__Problem__: Scan the data beneath this task and copy each line that includes "background".

__Entries shown__:
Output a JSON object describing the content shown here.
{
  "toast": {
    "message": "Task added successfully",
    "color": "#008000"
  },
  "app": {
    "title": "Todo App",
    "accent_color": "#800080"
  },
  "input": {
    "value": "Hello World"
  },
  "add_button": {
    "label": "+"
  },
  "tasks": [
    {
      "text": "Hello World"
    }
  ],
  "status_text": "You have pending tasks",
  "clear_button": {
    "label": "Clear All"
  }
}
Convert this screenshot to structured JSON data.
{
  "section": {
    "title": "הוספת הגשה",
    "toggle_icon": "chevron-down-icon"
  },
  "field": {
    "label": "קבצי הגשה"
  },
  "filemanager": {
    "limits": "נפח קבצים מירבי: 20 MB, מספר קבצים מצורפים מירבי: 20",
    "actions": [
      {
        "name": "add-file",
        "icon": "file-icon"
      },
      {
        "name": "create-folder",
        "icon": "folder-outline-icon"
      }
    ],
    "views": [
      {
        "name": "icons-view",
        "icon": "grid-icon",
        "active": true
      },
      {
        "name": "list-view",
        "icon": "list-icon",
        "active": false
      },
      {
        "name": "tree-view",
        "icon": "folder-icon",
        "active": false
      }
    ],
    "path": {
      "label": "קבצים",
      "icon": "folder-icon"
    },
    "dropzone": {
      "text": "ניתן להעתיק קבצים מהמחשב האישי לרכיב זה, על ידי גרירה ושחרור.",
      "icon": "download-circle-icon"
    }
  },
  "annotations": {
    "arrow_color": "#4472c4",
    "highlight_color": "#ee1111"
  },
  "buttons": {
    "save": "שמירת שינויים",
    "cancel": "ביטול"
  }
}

==

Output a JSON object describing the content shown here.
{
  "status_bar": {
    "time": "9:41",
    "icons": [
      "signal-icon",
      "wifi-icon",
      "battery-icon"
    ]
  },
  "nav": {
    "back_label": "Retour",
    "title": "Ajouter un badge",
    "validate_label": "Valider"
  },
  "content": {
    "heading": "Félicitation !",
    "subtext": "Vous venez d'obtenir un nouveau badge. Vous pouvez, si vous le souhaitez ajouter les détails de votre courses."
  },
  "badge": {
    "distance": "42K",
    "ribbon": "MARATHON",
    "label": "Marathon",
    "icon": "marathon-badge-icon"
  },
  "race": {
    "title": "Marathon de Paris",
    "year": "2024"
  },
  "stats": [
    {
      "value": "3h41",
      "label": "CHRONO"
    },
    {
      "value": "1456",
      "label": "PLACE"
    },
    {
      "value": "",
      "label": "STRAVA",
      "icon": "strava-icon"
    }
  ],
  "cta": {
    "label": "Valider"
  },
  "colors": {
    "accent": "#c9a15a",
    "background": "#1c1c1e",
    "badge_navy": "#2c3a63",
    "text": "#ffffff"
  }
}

...

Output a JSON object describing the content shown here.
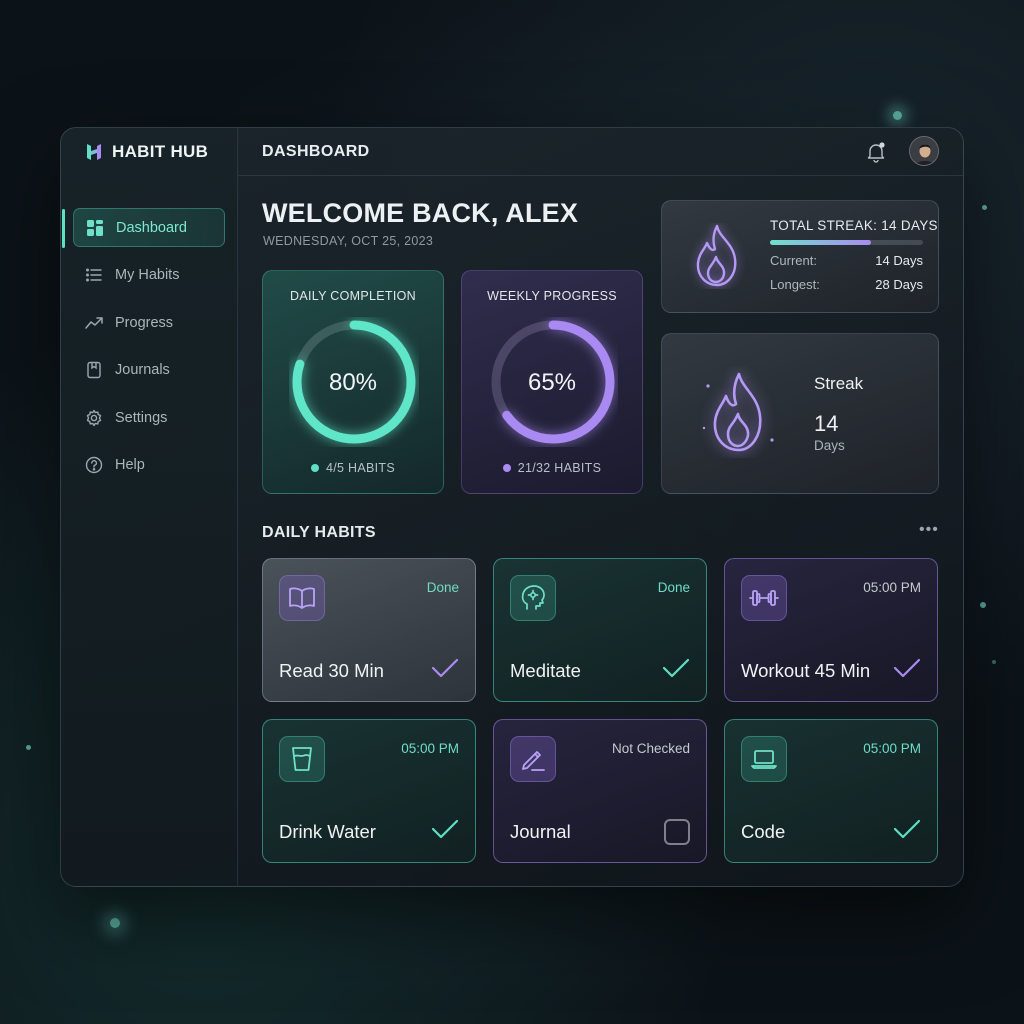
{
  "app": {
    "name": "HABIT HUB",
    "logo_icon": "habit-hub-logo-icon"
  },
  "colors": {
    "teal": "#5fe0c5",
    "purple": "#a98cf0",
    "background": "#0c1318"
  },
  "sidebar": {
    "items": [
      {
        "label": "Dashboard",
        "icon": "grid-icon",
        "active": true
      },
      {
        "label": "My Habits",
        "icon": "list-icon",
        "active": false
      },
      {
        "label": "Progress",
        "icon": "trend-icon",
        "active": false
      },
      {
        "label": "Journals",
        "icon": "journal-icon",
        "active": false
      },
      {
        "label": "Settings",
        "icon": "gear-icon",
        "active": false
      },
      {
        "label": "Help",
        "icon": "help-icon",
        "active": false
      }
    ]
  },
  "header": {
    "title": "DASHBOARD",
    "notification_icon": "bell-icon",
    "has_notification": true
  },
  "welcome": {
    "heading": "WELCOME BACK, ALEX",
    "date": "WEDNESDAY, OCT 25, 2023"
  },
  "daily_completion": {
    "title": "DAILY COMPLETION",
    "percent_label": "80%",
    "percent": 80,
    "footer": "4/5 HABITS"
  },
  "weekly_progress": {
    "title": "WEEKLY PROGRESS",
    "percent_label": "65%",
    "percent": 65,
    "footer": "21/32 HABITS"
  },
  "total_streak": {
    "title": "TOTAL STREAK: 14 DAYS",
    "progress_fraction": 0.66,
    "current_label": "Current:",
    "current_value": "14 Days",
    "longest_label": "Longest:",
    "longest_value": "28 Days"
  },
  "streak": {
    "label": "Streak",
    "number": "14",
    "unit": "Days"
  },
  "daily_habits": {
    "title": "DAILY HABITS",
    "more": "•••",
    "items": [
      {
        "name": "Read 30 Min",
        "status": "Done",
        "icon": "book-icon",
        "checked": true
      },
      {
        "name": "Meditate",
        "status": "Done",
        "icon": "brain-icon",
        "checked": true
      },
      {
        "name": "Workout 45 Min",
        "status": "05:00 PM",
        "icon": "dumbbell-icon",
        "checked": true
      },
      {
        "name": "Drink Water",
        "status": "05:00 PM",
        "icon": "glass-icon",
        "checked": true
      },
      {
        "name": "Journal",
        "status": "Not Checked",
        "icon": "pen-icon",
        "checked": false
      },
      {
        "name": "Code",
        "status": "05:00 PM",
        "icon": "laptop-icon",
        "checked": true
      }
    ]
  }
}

__Task result__:
    "background": "#1c1c1e",
    "background": "#0c1318"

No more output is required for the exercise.